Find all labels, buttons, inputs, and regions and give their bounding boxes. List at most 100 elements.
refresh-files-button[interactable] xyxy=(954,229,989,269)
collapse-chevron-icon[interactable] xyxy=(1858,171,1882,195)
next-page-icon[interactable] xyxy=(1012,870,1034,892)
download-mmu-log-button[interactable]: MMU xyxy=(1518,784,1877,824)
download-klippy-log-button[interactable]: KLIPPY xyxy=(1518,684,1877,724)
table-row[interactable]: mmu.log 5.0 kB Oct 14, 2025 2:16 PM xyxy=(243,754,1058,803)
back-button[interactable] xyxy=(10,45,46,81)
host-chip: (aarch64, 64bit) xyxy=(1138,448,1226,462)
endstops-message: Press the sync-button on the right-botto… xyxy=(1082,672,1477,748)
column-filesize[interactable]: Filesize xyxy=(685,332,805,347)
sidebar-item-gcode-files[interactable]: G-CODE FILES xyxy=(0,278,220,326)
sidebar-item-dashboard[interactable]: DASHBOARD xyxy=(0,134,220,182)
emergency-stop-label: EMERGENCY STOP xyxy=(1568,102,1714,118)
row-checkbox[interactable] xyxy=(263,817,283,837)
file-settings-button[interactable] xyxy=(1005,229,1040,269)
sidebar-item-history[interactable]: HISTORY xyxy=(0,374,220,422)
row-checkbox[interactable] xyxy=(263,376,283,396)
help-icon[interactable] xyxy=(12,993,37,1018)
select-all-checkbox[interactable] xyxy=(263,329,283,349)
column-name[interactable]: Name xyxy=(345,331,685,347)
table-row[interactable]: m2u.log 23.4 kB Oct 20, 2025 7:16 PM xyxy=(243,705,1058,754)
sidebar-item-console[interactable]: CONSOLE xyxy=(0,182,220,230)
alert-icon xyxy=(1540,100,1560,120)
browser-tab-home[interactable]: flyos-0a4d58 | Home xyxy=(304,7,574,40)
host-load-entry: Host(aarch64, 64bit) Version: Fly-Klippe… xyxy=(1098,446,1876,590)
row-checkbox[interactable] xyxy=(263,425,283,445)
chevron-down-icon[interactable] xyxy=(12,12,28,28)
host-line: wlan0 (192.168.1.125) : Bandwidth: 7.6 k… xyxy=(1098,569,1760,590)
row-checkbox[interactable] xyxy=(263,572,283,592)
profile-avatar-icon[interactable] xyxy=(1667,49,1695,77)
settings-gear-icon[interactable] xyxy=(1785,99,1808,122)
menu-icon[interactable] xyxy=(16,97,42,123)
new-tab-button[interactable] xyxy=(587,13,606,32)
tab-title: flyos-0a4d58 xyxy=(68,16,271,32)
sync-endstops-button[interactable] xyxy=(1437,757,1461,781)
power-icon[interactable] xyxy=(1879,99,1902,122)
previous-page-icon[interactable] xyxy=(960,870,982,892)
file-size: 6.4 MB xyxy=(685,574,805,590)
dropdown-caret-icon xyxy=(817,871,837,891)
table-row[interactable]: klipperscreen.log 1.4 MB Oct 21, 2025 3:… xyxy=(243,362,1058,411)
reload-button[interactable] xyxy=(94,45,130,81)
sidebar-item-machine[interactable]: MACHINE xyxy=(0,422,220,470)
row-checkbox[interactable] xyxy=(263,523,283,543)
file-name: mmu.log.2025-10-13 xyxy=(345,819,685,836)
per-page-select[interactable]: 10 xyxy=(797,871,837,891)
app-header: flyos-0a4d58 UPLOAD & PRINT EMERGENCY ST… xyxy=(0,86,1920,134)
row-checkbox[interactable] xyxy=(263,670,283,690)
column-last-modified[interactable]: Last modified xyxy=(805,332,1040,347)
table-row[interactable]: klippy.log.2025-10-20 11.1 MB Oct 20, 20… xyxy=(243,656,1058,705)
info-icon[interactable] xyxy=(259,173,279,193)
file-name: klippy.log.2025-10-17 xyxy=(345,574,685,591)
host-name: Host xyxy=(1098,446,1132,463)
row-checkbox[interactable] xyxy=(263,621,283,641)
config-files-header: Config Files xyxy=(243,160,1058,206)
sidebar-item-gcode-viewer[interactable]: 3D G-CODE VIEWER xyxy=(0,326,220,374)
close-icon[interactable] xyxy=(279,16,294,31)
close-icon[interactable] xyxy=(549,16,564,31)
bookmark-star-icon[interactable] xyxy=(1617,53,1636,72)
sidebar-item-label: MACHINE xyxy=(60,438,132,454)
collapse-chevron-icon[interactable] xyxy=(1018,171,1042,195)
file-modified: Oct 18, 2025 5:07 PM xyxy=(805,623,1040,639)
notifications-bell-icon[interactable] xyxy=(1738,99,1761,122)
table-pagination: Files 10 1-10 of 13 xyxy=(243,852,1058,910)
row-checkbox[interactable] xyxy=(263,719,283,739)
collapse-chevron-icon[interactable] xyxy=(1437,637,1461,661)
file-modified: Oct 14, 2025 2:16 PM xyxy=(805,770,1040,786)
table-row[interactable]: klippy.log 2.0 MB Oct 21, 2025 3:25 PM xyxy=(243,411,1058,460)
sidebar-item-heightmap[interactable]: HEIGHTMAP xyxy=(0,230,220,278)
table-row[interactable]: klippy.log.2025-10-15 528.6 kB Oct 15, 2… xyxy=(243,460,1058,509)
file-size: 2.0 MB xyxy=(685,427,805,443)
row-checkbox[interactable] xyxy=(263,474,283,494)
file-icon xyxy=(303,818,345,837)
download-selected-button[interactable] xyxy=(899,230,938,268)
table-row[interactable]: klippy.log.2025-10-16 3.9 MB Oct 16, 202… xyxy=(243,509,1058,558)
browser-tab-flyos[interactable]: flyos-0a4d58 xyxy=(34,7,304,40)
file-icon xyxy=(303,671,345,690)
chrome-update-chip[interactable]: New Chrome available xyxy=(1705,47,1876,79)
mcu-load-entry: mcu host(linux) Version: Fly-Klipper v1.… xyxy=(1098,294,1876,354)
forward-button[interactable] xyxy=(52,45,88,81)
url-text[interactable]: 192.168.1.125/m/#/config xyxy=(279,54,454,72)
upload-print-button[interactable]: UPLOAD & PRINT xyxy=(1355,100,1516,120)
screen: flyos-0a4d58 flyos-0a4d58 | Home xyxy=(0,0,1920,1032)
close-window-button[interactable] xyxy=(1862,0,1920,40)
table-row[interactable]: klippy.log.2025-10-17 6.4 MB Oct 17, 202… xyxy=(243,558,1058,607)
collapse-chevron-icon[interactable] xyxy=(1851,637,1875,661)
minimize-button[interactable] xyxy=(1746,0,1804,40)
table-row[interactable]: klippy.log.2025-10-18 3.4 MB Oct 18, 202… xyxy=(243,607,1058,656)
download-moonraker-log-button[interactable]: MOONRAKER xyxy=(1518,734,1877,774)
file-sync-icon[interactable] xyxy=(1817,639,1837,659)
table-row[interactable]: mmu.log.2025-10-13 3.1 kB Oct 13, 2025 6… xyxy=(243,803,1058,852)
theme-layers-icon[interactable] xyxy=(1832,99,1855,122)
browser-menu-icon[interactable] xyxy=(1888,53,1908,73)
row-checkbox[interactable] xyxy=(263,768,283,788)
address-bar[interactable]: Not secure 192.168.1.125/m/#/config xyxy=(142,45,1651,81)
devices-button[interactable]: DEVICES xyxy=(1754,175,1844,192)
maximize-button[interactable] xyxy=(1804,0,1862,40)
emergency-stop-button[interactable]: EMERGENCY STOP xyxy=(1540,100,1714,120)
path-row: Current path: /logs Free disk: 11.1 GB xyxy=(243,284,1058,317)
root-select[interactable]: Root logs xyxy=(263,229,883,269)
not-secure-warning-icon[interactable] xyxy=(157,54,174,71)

:::::

— Task prompt —
Copy out each line of the data above that contains the string "logs". Case counts.

— Complete response —
path-row: Current path: /logs Free disk: 11.1 GB xyxy=(243,284,1058,317)
root-select[interactable]: Root logs xyxy=(263,229,883,269)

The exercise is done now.